**YOUR TASK:** Copy each line containing the word "quatrième" from the records that follow, please.

**TASK MATERIAL:**
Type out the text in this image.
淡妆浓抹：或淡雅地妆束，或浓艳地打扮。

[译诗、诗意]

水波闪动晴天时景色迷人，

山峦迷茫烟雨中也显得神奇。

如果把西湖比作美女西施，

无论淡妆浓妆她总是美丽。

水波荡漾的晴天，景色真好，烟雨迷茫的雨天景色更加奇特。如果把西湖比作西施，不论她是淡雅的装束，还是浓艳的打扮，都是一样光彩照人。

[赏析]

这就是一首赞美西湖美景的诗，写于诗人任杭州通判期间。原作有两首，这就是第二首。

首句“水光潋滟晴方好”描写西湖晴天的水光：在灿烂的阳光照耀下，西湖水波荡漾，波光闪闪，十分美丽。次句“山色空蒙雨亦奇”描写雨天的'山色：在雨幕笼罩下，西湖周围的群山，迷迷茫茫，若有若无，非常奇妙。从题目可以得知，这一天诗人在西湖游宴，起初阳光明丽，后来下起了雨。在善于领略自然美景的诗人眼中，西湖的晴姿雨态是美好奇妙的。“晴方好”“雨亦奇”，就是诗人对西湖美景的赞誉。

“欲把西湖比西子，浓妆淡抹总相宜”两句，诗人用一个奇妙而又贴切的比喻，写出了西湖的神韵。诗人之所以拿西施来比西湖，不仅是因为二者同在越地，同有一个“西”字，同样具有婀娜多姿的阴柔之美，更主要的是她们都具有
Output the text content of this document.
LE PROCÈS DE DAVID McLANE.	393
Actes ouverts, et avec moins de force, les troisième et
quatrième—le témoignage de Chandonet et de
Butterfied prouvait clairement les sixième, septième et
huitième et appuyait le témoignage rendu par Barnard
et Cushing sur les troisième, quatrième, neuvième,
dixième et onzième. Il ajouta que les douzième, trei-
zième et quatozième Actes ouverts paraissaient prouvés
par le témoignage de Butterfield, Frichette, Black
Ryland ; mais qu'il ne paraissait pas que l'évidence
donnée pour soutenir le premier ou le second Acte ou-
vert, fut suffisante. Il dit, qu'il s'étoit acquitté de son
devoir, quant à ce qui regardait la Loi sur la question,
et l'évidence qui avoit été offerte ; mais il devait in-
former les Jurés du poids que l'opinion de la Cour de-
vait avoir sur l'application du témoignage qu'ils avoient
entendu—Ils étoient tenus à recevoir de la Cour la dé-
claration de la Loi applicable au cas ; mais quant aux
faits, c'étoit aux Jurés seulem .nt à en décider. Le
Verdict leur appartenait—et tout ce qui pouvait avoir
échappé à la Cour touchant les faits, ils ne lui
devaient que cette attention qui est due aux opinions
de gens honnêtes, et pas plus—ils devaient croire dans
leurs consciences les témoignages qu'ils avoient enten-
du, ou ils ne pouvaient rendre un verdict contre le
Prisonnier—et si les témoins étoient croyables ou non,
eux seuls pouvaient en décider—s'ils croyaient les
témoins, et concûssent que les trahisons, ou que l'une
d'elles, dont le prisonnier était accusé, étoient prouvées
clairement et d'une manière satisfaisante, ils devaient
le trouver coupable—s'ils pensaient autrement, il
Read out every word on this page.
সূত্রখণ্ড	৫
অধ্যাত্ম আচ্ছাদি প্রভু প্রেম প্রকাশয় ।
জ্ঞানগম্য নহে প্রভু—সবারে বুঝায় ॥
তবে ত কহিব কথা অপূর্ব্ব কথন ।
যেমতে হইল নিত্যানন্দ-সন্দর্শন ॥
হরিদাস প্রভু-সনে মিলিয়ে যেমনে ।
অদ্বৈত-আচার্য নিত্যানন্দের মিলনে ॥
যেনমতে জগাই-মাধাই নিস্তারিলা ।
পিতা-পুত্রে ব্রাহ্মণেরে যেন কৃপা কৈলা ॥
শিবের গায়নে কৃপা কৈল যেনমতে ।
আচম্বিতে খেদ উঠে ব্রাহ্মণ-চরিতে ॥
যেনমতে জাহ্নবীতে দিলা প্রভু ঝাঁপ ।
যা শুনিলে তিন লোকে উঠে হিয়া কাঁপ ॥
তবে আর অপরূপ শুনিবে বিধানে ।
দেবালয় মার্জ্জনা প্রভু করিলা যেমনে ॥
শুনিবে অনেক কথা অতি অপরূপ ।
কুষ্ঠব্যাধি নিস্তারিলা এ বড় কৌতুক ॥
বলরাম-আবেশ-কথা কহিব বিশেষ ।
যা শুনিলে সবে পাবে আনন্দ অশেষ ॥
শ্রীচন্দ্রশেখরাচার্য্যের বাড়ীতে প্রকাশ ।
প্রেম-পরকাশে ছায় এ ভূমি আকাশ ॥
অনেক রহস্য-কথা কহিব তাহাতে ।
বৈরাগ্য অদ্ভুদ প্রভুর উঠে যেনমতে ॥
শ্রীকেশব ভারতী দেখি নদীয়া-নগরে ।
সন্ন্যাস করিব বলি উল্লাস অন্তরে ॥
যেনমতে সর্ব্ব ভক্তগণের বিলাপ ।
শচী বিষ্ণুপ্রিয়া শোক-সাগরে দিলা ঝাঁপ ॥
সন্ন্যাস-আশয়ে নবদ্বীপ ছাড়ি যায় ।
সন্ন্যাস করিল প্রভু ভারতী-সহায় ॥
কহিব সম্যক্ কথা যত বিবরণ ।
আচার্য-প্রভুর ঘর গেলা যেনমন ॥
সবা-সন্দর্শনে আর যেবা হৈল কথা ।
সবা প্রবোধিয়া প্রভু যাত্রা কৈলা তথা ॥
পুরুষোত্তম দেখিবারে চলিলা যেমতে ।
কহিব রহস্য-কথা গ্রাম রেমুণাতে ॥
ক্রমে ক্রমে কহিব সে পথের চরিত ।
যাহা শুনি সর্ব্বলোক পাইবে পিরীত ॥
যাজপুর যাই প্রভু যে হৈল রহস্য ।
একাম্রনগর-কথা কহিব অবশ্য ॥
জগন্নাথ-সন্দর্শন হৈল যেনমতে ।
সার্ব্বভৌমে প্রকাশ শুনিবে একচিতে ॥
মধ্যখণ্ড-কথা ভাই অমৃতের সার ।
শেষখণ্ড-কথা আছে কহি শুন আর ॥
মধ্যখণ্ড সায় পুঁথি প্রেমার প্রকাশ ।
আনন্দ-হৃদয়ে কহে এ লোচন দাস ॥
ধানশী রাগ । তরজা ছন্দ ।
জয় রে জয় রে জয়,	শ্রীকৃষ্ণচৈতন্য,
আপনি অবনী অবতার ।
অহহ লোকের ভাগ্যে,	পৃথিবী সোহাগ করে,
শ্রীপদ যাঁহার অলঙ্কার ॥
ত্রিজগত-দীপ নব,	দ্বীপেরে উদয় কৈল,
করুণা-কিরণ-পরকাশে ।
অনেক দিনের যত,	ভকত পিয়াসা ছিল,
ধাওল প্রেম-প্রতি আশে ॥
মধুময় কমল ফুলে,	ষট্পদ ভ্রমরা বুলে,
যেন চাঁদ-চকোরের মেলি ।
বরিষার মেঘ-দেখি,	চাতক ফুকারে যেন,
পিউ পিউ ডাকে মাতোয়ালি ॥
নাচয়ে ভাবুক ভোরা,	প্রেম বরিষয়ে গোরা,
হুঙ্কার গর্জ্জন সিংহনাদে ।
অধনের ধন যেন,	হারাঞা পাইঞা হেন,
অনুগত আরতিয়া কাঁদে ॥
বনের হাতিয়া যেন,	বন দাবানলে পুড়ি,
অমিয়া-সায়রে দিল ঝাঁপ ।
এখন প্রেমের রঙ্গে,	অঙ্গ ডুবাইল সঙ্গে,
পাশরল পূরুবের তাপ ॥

**REPLY:**
quatrième—le témoignage de Chandonet et de
et Cushing sur les troisième, quatrième, neuvième,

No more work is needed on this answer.